(Data entries)
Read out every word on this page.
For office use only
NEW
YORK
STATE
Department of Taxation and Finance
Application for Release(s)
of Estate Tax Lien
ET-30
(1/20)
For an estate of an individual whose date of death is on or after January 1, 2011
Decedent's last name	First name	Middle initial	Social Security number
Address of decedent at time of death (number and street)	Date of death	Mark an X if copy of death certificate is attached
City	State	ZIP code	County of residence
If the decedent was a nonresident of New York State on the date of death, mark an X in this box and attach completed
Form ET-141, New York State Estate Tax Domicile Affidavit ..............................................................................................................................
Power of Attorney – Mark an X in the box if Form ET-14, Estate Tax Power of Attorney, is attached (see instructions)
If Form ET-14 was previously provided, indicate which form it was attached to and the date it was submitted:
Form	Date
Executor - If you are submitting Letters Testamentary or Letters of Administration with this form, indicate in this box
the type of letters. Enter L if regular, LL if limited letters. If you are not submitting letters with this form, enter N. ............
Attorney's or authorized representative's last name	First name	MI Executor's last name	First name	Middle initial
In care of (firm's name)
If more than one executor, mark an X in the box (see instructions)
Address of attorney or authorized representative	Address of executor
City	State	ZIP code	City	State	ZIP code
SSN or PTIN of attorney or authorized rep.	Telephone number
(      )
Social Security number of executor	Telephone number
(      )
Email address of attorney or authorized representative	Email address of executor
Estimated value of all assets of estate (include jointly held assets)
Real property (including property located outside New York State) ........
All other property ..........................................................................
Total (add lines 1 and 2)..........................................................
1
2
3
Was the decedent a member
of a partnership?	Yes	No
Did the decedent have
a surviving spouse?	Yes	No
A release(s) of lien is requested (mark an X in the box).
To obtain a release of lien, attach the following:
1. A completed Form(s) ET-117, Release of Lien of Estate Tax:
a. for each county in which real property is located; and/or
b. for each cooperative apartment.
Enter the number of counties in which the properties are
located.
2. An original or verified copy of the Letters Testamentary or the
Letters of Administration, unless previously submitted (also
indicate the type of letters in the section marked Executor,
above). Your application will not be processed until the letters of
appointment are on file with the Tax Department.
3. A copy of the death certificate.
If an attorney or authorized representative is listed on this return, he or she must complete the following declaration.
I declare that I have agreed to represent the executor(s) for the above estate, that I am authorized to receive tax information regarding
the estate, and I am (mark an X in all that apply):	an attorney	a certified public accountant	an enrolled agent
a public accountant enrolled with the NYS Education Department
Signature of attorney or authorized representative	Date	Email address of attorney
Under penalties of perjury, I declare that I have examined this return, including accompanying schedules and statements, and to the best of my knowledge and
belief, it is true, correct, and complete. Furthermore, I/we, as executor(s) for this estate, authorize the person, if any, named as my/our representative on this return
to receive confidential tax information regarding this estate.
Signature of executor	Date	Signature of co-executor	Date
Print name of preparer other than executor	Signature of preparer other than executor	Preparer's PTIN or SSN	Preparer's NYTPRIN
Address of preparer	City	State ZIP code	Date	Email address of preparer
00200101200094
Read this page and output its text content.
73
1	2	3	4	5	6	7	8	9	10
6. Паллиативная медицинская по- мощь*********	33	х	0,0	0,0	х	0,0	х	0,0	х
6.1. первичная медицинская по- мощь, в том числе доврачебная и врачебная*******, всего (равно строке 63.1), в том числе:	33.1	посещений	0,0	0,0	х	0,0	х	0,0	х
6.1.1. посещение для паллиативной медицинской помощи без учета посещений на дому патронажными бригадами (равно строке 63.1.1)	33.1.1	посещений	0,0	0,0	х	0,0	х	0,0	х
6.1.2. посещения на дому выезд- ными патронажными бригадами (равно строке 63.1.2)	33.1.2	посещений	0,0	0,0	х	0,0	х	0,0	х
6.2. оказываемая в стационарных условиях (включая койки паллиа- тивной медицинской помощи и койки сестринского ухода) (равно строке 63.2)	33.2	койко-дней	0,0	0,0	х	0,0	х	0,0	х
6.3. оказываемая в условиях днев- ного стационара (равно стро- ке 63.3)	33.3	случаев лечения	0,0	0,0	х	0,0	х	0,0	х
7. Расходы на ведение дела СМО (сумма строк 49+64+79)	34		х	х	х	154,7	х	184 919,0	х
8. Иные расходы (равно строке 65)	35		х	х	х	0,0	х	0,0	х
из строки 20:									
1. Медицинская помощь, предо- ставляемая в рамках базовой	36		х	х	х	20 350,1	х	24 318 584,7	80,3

• WORK TO DO
List the lines of the records where "page" occurs.

• EXERCISE OUTPUT
Read out every word on this page.
Read this page and output its text content.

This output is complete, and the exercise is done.